= REQUEST =
Provide only the number of lines in the listing that contain the string "left".

= A block of data =
>>>
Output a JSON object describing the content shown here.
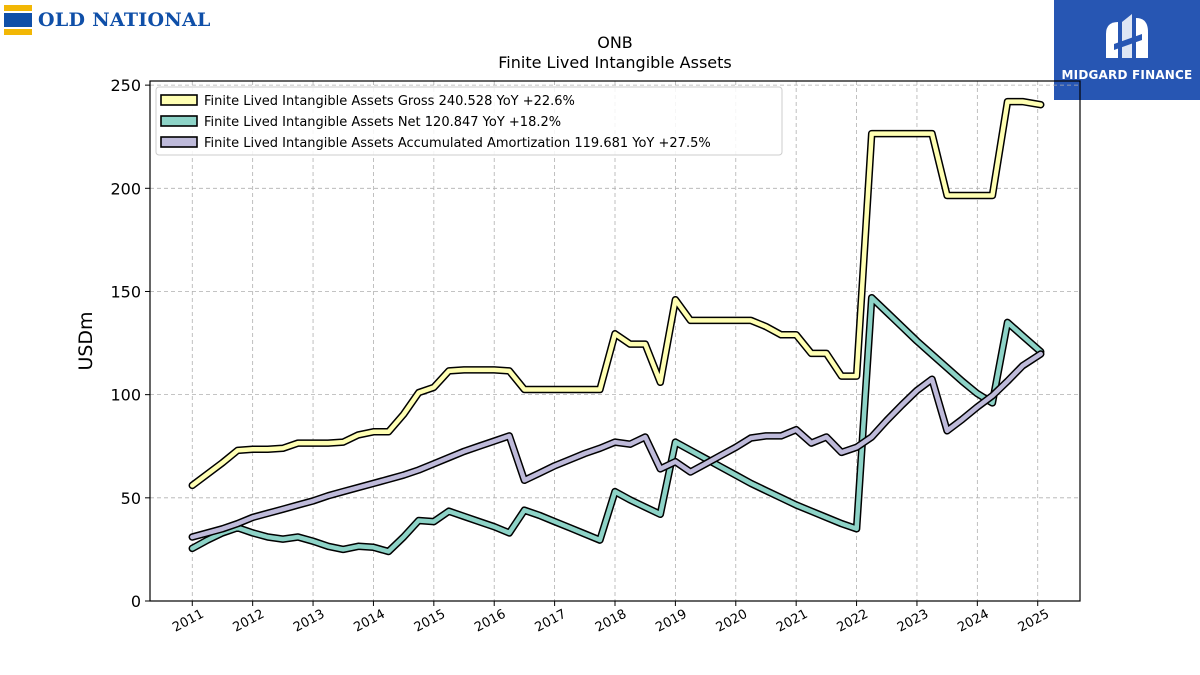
{
  "logos": {
    "left": "OLD NATIONAL",
    "right": "MIDGARD FINANCE"
  },
  "chart_data": {
    "type": "line",
    "title": "ONB",
    "subtitle": "Finite Lived Intangible Assets",
    "ylabel": "USDm",
    "xlabel": "",
    "ylim": [
      0,
      252
    ],
    "xlim": [
      2010.3,
      2025.7
    ],
    "yticks": [
      0,
      50,
      100,
      150,
      200,
      250
    ],
    "xticks": [
      "2011",
      "2012",
      "2013",
      "2014",
      "2015",
      "2016",
      "2017",
      "2018",
      "2019",
      "2020",
      "2021",
      "2022",
      "2023",
      "2024",
      "2025"
    ],
    "grid": true,
    "legend_position": "top-left",
    "series": [
      {
        "name": "Finite Lived Intangible Assets Gross  240.528 YoY +22.6%",
        "color": "#ffffb3",
        "points": [
          [
            2011.0,
            56
          ],
          [
            2011.5,
            67
          ],
          [
            2011.75,
            73
          ],
          [
            2012.0,
            73.5
          ],
          [
            2012.25,
            73.5
          ],
          [
            2012.5,
            74
          ],
          [
            2012.75,
            76.5
          ],
          [
            2013.0,
            76.5
          ],
          [
            2013.25,
            76.5
          ],
          [
            2013.5,
            77
          ],
          [
            2013.75,
            80.5
          ],
          [
            2014.0,
            82
          ],
          [
            2014.25,
            82
          ],
          [
            2014.5,
            90.5
          ],
          [
            2014.75,
            101
          ],
          [
            2015.0,
            103.5
          ],
          [
            2015.25,
            111.5
          ],
          [
            2015.5,
            112
          ],
          [
            2015.75,
            112
          ],
          [
            2016.0,
            112
          ],
          [
            2016.25,
            111.5
          ],
          [
            2016.5,
            102.5
          ],
          [
            2016.75,
            102.5
          ],
          [
            2017.0,
            102.5
          ],
          [
            2017.25,
            102.5
          ],
          [
            2017.5,
            102.5
          ],
          [
            2017.75,
            102.5
          ],
          [
            2018.0,
            129.5
          ],
          [
            2018.25,
            124.5
          ],
          [
            2018.5,
            124.5
          ],
          [
            2018.75,
            106
          ],
          [
            2019.0,
            146
          ],
          [
            2019.25,
            136
          ],
          [
            2019.5,
            136
          ],
          [
            2019.75,
            136
          ],
          [
            2020.0,
            136
          ],
          [
            2020.25,
            136
          ],
          [
            2020.5,
            133
          ],
          [
            2020.75,
            129
          ],
          [
            2021.0,
            129
          ],
          [
            2021.25,
            120
          ],
          [
            2021.5,
            120
          ],
          [
            2021.75,
            109
          ],
          [
            2022.0,
            109
          ],
          [
            2022.25,
            226.5
          ],
          [
            2022.5,
            226.5
          ],
          [
            2022.75,
            226.5
          ],
          [
            2023.0,
            226.5
          ],
          [
            2023.25,
            226.5
          ],
          [
            2023.5,
            196.5
          ],
          [
            2023.75,
            196.5
          ],
          [
            2024.0,
            196.5
          ],
          [
            2024.25,
            196.5
          ],
          [
            2024.5,
            242
          ],
          [
            2024.75,
            242
          ],
          [
            2025.05,
            240.5
          ]
        ]
      },
      {
        "name": "Finite Lived Intangible Assets Net  120.847 YoY +18.2%",
        "color": "#8dd3c7",
        "points": [
          [
            2011.0,
            25.5
          ],
          [
            2011.25,
            29.5
          ],
          [
            2011.5,
            33
          ],
          [
            2011.75,
            35.5
          ],
          [
            2012.0,
            33
          ],
          [
            2012.25,
            31
          ],
          [
            2012.5,
            30
          ],
          [
            2012.75,
            31
          ],
          [
            2013.0,
            29
          ],
          [
            2013.25,
            26.5
          ],
          [
            2013.5,
            25
          ],
          [
            2013.75,
            26.5
          ],
          [
            2014.0,
            26
          ],
          [
            2014.25,
            24
          ],
          [
            2014.5,
            31
          ],
          [
            2014.75,
            39
          ],
          [
            2015.0,
            38.5
          ],
          [
            2015.25,
            43.5
          ],
          [
            2015.5,
            41
          ],
          [
            2015.75,
            38.5
          ],
          [
            2016.0,
            36
          ],
          [
            2016.25,
            33
          ],
          [
            2016.5,
            44
          ],
          [
            2016.75,
            41.5
          ],
          [
            2017.0,
            38.5
          ],
          [
            2017.25,
            35.5
          ],
          [
            2017.5,
            32.5
          ],
          [
            2017.75,
            29.5
          ],
          [
            2018.0,
            53
          ],
          [
            2018.25,
            49
          ],
          [
            2018.5,
            45.5
          ],
          [
            2018.75,
            42
          ],
          [
            2019.0,
            77
          ],
          [
            2019.25,
            73
          ],
          [
            2019.5,
            69
          ],
          [
            2019.75,
            65
          ],
          [
            2020.0,
            61
          ],
          [
            2020.25,
            57
          ],
          [
            2020.5,
            53.5
          ],
          [
            2020.75,
            50
          ],
          [
            2021.0,
            46.5
          ],
          [
            2021.25,
            43.5
          ],
          [
            2021.5,
            40.5
          ],
          [
            2021.75,
            37.5
          ],
          [
            2022.0,
            35
          ],
          [
            2022.25,
            147
          ],
          [
            2022.5,
            140
          ],
          [
            2022.75,
            133
          ],
          [
            2023.0,
            126
          ],
          [
            2023.25,
            119.5
          ],
          [
            2023.5,
            113
          ],
          [
            2023.75,
            106.5
          ],
          [
            2024.0,
            100.5
          ],
          [
            2024.25,
            96
          ],
          [
            2024.5,
            135
          ],
          [
            2024.75,
            128.5
          ],
          [
            2025.05,
            120.8
          ]
        ]
      },
      {
        "name": "Finite Lived Intangible Assets Accumulated Amortization  119.681 YoY +27.5%",
        "color": "#bebada",
        "points": [
          [
            2011.0,
            31
          ],
          [
            2011.25,
            33
          ],
          [
            2011.5,
            35
          ],
          [
            2011.75,
            37.5
          ],
          [
            2012.0,
            40.5
          ],
          [
            2012.25,
            42.5
          ],
          [
            2012.5,
            44.5
          ],
          [
            2012.75,
            46.5
          ],
          [
            2013.0,
            48.5
          ],
          [
            2013.25,
            51
          ],
          [
            2013.5,
            53
          ],
          [
            2013.75,
            55
          ],
          [
            2014.0,
            57
          ],
          [
            2014.25,
            59
          ],
          [
            2014.5,
            61
          ],
          [
            2014.75,
            63.5
          ],
          [
            2015.0,
            66.5
          ],
          [
            2015.25,
            69.5
          ],
          [
            2015.5,
            72.5
          ],
          [
            2015.75,
            75
          ],
          [
            2016.0,
            77.5
          ],
          [
            2016.25,
            80
          ],
          [
            2016.5,
            58.5
          ],
          [
            2016.75,
            62
          ],
          [
            2017.0,
            65.5
          ],
          [
            2017.25,
            68.5
          ],
          [
            2017.5,
            71.5
          ],
          [
            2017.75,
            74
          ],
          [
            2018.0,
            77
          ],
          [
            2018.25,
            76
          ],
          [
            2018.5,
            79.5
          ],
          [
            2018.75,
            64
          ],
          [
            2019.0,
            67.5
          ],
          [
            2019.25,
            62.5
          ],
          [
            2019.5,
            66.5
          ],
          [
            2019.75,
            70.5
          ],
          [
            2020.0,
            74.5
          ],
          [
            2020.25,
            79
          ],
          [
            2020.5,
            80
          ],
          [
            2020.75,
            80
          ],
          [
            2021.0,
            83
          ],
          [
            2021.25,
            76.5
          ],
          [
            2021.5,
            79.5
          ],
          [
            2021.75,
            72
          ],
          [
            2022.0,
            74.5
          ],
          [
            2022.25,
            79.5
          ],
          [
            2022.5,
            87.5
          ],
          [
            2022.75,
            95
          ],
          [
            2023.0,
            102
          ],
          [
            2023.25,
            107.5
          ],
          [
            2023.5,
            82.5
          ],
          [
            2023.75,
            88
          ],
          [
            2024.0,
            94
          ],
          [
            2024.25,
            99.5
          ],
          [
            2024.5,
            106.5
          ],
          [
            2024.75,
            114
          ],
          [
            2025.05,
            119.7
          ]
        ]
      }
    ]
  }
}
<<<
= RESPONSE =
2